■ Work to be completed:
Each line of the listing must be transcribed exactly, except for the images, which should be excluded.

■ Data supplied:
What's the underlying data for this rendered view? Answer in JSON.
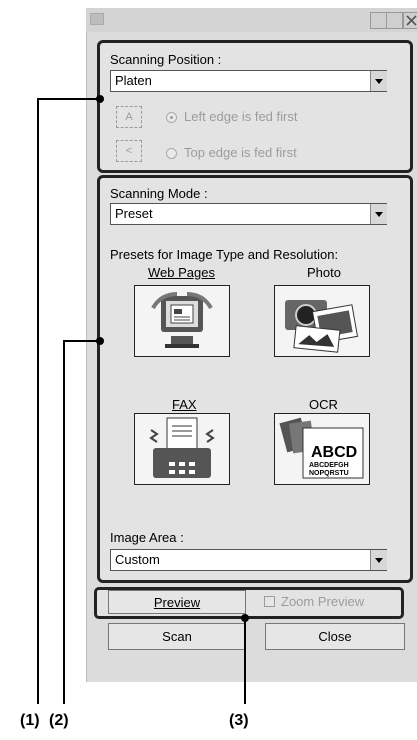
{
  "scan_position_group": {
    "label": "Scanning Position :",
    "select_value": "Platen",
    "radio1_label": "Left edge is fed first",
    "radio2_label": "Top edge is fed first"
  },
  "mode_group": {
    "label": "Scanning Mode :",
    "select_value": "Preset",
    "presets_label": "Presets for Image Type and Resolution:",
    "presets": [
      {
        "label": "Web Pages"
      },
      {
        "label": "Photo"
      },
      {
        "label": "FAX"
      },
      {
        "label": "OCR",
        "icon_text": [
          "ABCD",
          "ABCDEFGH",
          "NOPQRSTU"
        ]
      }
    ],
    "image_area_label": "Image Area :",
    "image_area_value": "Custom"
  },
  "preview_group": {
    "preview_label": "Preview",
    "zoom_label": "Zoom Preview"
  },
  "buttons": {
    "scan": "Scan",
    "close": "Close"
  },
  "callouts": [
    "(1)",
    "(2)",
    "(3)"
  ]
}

■ Reply to the exercise:
What's the underlying data for this rendered view? Answer in JSON.
{
  "scan_position_group": {
    "label": "Scanning Position :",
    "select_value": "Platen",
    "radio1_label": "Left edge is fed first",
    "radio2_label": "Top edge is fed first"
  },
  "mode_group": {
    "label": "Scanning Mode :",
    "select_value": "Preset",
    "presets_label": "Presets for Image Type and Resolution:",
    "presets": [
      {
        "label": "Web Pages"
      },
      {
        "label": "Photo"
      },
      {
        "label": "FAX"
      },
      {
        "label": "OCR",
        "icon_text": [
          "ABCD",
          "ABCDEFGH",
          "NOPQRSTU"
        ]
      }
    ],
    "image_area_label": "Image Area :",
    "image_area_value": "Custom"
  },
  "preview_group": {
    "preview_label": "Preview",
    "zoom_label": "Zoom Preview"
  },
  "buttons": {
    "scan": "Scan",
    "close": "Close"
  },
  "callouts": [
    "(1)",
    "(2)",
    "(3)"
  ]
}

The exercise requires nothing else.